Pick out each line in these entries that contains the string "color".
— START RECORD EXTRACTS —
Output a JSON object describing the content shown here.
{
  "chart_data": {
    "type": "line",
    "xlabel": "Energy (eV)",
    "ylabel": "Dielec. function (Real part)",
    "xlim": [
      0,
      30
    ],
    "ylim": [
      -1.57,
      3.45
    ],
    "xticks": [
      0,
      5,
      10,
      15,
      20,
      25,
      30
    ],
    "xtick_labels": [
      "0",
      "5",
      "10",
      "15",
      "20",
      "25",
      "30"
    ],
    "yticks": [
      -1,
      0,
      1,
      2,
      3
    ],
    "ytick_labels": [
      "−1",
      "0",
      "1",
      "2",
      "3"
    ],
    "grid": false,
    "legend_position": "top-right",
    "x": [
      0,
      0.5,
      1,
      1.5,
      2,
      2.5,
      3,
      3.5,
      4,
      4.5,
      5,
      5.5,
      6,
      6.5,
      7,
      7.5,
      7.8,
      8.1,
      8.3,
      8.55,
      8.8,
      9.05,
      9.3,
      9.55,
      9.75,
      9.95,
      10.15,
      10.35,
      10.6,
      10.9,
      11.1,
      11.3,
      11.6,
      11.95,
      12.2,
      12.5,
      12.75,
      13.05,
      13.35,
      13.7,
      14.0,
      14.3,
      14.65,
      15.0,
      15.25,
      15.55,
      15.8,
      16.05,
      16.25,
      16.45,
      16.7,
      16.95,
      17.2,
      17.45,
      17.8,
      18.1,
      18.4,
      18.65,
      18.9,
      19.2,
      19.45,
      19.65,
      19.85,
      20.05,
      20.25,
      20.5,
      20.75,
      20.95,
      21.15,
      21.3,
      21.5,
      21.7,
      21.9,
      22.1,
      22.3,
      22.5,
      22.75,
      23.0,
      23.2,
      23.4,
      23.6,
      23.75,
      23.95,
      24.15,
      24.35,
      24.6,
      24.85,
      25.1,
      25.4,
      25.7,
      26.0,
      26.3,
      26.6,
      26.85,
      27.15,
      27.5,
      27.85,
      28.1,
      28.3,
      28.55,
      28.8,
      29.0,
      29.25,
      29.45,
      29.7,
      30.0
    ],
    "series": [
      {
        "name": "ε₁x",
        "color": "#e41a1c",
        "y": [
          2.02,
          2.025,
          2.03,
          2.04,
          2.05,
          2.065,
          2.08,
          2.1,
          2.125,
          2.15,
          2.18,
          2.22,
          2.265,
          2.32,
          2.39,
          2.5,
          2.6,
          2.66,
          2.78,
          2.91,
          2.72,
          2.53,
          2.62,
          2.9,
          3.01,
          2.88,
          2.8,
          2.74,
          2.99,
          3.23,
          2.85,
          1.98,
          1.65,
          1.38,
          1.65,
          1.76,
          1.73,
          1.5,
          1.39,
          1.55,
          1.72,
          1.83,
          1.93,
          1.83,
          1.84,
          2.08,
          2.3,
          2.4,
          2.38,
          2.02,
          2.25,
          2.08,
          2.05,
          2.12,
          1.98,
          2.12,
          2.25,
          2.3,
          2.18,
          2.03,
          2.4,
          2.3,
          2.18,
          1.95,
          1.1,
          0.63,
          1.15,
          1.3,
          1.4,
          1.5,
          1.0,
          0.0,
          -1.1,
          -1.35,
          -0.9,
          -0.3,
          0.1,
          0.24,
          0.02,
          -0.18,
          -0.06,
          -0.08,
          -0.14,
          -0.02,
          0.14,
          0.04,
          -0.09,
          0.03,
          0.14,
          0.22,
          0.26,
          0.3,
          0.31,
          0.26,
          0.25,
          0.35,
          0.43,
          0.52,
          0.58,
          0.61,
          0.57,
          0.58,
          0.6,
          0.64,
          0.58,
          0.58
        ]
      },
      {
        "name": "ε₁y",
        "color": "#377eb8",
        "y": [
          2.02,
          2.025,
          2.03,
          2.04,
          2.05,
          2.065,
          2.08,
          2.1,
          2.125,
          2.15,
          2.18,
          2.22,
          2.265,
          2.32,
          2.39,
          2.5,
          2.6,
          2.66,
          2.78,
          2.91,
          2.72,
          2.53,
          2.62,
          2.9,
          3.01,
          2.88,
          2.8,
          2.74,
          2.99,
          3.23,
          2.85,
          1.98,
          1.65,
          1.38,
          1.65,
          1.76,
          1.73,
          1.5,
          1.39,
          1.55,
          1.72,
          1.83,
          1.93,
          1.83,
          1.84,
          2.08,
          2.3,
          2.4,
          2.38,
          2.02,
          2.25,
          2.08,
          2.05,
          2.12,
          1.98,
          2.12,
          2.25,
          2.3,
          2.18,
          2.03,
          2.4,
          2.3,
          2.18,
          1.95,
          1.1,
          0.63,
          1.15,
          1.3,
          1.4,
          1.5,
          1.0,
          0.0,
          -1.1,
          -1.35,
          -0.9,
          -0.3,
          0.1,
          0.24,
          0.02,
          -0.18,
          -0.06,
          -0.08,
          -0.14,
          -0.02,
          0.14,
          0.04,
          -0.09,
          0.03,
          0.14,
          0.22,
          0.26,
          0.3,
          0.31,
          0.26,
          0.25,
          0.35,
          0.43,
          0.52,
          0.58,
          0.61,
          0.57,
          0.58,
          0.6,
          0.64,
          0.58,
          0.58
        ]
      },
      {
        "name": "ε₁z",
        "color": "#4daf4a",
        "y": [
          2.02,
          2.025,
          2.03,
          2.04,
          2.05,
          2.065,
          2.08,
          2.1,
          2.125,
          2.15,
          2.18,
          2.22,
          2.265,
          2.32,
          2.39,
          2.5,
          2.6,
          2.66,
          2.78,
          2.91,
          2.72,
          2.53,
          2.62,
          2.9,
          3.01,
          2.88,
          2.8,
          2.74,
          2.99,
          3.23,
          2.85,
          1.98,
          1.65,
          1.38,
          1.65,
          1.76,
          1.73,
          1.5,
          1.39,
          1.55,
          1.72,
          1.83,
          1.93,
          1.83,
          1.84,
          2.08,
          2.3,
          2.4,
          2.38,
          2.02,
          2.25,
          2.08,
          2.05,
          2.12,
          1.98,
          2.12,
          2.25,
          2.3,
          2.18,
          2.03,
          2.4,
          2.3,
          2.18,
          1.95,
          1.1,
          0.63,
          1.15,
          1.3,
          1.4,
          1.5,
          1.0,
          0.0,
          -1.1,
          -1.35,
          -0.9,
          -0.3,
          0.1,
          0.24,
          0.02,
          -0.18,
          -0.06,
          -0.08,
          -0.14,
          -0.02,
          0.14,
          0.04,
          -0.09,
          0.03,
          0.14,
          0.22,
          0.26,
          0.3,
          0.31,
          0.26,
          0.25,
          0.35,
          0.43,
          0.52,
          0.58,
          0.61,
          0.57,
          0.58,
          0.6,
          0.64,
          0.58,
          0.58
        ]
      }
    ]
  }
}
— END RECORD EXTRACTS —
COMPLETE ANSWER –
        "color": "#e41a1c",
        "color": "#377eb8",
        "color": "#4daf4a",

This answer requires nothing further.